(Stated goal)
Count how many lines of the material hold "ylabel". Respond with that number alone.

>> start

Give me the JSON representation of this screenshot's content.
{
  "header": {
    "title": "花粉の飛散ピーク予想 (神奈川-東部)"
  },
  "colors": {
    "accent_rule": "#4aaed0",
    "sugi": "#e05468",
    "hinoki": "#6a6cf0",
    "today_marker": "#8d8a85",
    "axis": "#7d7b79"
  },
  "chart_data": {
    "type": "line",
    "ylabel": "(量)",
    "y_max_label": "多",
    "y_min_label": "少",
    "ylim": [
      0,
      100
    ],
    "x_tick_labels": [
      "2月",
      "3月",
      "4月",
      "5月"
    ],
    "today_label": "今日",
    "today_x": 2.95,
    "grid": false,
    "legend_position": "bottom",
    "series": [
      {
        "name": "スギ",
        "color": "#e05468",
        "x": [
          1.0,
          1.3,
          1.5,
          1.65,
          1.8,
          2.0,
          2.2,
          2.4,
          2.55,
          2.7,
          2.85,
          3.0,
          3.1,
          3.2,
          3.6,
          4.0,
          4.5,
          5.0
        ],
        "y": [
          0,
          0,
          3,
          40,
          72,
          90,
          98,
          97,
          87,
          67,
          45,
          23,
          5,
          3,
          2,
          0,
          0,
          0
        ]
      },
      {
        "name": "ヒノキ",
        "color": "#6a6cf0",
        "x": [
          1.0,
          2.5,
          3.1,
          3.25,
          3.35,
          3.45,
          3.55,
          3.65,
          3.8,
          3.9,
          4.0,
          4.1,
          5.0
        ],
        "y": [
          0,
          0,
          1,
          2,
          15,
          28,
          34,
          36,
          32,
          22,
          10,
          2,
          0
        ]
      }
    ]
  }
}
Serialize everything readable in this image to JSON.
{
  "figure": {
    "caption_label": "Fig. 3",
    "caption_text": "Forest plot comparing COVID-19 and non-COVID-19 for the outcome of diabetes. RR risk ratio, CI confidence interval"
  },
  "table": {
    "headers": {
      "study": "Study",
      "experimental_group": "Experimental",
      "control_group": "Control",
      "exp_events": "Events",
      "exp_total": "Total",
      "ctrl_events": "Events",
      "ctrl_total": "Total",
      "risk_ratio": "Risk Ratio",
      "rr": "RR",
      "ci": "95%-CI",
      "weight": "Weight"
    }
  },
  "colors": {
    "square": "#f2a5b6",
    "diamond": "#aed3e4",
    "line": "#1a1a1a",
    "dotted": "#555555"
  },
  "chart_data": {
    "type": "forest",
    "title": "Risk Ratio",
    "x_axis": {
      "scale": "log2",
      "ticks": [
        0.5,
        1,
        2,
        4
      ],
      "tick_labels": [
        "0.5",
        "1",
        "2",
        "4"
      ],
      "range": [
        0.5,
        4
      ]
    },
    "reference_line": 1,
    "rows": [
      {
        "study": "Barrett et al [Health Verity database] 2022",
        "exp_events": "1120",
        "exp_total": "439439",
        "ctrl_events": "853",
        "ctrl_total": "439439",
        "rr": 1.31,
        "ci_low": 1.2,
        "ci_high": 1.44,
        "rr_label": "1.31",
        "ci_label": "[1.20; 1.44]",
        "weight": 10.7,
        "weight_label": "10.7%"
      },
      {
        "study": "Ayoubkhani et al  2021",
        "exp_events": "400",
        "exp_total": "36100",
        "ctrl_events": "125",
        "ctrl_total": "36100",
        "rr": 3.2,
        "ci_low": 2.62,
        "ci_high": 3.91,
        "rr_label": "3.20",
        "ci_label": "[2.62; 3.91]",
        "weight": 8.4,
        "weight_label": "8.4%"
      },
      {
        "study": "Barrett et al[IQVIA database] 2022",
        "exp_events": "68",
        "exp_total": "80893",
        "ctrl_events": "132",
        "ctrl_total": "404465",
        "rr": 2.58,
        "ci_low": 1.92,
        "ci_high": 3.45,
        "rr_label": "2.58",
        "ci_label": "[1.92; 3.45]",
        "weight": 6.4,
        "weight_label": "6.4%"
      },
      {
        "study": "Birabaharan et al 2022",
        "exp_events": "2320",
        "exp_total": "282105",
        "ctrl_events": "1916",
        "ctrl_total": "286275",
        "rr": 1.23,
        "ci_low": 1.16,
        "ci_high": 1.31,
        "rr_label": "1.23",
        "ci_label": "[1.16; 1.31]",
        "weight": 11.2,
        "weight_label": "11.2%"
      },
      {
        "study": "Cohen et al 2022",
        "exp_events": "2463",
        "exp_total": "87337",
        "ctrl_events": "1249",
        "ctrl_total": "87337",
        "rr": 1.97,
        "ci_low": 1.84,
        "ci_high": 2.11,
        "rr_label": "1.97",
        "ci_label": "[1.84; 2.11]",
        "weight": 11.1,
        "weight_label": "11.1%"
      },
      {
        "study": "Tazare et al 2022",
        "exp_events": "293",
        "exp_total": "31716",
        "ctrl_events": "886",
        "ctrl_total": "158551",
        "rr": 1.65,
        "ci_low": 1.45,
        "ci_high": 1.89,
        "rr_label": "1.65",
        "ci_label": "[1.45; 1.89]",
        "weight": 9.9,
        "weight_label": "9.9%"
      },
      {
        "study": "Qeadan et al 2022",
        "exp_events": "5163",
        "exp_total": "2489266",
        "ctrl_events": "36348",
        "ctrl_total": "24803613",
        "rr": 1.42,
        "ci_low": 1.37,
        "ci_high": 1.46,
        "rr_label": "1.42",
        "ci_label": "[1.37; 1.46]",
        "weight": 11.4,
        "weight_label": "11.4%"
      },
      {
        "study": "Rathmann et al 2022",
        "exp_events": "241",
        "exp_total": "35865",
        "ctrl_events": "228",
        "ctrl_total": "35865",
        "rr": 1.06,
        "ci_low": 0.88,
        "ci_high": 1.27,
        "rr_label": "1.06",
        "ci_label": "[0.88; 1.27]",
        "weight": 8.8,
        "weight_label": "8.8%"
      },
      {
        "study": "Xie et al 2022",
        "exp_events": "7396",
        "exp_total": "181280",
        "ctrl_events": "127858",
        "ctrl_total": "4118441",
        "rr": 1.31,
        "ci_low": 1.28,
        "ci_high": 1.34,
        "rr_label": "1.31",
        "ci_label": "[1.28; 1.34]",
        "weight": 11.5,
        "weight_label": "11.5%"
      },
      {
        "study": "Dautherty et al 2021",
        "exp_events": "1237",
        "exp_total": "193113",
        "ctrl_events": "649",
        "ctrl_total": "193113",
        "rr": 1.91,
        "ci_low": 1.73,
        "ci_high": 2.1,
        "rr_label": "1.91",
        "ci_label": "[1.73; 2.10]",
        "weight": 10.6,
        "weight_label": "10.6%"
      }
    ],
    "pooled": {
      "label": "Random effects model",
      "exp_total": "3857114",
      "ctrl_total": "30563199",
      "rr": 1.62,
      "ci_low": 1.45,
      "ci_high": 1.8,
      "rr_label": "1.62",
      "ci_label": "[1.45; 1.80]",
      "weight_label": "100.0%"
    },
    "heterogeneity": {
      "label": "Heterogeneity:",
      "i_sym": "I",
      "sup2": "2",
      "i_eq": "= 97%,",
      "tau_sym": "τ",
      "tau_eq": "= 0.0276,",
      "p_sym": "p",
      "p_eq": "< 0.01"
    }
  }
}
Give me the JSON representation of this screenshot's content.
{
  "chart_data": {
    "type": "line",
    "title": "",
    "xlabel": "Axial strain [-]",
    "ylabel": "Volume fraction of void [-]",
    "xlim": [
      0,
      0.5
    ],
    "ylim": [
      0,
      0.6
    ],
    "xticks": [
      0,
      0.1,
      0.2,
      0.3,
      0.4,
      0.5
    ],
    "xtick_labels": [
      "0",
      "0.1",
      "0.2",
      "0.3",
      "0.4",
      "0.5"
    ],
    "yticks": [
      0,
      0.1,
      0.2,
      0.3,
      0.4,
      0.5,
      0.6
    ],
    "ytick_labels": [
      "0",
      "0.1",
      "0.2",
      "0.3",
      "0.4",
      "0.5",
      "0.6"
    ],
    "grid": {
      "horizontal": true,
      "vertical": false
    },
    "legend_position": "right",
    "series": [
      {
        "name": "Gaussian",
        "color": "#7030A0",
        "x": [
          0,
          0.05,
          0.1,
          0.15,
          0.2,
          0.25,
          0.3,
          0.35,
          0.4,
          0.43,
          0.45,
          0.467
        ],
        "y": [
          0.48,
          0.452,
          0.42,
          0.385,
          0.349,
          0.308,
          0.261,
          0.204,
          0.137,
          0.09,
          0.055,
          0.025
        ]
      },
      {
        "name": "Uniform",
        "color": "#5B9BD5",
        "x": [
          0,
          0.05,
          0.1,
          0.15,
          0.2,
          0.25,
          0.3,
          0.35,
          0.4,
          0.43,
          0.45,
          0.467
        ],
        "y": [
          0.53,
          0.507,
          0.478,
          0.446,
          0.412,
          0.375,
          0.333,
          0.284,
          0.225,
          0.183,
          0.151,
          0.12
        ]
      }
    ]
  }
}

>> end

(Worked solution)
2